## Passage given
————————

In today’s wired world, information can reach many places at once, in real-time, and this has had a radical effect on the way business is conducted today. Given the proper resources, a computer, an Internet connection and access to the company’s internal network, many people can and are opting to work from home or other remote locations.
In fact, a Microsoft 2010 U.S. Remote Working Research Summary showed that 62 percent of people surveyed believed they could fill their job duties at a remote location.
And, according to the Telework Research Network:
- 20 to 30 million Americans currently work from home at least one day a week
- 15 to 20 million are road warriors / mobile workers (work at least 10 hours per week away from home and from their main place of work, e.g. on business trips, in the field and use online computer connections when doing so)
- 10 to 15 million run home businesses
- 15 to 20 million work at home part-time (with about half doing so 1-2 days a week; and about 3 million are based at home full-time (including self-employed)

————————

Element location listings
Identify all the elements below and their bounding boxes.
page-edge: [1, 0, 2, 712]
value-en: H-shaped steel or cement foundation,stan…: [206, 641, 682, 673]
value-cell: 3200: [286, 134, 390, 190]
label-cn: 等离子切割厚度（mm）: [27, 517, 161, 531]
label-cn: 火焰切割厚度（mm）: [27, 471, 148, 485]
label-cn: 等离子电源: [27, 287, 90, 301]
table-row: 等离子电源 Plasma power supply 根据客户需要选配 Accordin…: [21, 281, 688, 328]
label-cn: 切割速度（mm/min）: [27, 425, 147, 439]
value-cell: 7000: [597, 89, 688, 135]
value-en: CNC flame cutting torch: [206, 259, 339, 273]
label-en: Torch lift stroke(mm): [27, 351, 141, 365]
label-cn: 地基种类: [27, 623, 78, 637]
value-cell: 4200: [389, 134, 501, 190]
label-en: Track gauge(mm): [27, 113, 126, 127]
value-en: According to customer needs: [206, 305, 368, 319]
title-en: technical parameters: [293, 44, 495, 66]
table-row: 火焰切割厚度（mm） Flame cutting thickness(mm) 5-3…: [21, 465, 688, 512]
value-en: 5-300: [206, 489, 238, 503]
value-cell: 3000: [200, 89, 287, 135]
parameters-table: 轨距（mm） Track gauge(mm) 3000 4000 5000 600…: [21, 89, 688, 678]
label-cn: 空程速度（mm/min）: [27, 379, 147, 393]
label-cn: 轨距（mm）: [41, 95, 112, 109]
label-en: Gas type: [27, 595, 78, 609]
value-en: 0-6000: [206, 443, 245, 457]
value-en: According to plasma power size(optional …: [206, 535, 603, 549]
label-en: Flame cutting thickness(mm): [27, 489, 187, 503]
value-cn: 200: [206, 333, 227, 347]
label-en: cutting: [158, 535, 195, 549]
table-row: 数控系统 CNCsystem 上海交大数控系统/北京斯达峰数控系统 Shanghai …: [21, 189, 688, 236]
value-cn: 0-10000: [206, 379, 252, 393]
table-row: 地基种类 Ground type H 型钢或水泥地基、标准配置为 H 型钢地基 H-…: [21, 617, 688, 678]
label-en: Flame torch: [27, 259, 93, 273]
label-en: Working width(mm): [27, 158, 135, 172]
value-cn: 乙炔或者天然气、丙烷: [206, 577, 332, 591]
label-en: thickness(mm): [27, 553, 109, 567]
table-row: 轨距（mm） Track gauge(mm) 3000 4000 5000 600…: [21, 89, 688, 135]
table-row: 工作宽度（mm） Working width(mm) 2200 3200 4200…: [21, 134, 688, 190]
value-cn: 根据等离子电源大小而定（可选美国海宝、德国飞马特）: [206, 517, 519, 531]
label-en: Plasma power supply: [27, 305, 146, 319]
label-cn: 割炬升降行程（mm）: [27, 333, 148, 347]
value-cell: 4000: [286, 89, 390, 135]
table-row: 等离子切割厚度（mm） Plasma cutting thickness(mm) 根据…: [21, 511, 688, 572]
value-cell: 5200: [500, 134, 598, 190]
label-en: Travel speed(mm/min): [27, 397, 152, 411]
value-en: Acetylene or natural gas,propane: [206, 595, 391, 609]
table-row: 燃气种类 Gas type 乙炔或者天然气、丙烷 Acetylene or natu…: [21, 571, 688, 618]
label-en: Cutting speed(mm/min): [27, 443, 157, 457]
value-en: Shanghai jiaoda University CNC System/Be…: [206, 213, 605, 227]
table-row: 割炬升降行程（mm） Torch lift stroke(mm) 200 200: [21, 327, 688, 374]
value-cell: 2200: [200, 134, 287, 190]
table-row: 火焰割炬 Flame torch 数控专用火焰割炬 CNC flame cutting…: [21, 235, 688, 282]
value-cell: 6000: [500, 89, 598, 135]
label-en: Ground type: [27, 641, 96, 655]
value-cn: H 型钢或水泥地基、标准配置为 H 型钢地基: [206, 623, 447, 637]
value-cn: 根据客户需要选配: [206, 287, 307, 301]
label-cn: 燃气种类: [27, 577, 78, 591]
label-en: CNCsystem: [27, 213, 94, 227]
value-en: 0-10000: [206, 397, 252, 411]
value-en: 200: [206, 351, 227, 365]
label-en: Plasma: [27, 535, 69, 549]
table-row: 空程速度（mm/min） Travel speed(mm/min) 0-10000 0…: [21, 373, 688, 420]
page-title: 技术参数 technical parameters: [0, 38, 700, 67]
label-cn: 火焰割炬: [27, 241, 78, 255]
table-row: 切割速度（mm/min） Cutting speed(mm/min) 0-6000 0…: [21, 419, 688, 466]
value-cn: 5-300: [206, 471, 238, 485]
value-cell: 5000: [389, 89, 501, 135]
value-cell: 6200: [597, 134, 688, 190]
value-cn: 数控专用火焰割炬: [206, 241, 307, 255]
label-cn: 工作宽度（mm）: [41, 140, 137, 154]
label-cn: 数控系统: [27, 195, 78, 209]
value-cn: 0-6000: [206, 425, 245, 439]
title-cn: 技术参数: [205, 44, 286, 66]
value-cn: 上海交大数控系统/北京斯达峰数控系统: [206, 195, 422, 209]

————————

## To-do list
- 1) According to the passage on remote working, what makes it possible for many people to work from home or other remote locations? Answer in one to three sentences.
- 2) In the passage on remote working, what percentage of people in the Microsoft 2010 U.S. Remote Working Research Summary believed they could fill their job duties at a remote location?
- 3) Reproduce word for word the part of the passage on remote working that starts with "And, according to" and goes on through "full-time (including self-employed)".

## Results for the exercise
- 1) Information can now reach many places at once in real time. With a computer, an Internet connection and access to the company's internal network, many people can work from home or other remote locations, and they are choosing to.

- 2) 62 percent.

- 3)
And, according to the Telework Research Network:
- 20 to 30 million Americans currently work from home at least one day a week
- 15 to 20 million are road warriors / mobile workers (work at least 10 hours per week away from home and from their main place of work, e.g. on business trips, in the field and use online computer connections when doing so)
- 10 to 15 million run home businesses
- 15 to 20 million work at home part-time (with about half doing so 1-2 days a week; and about 3 million are based at home full-time (including self-employed)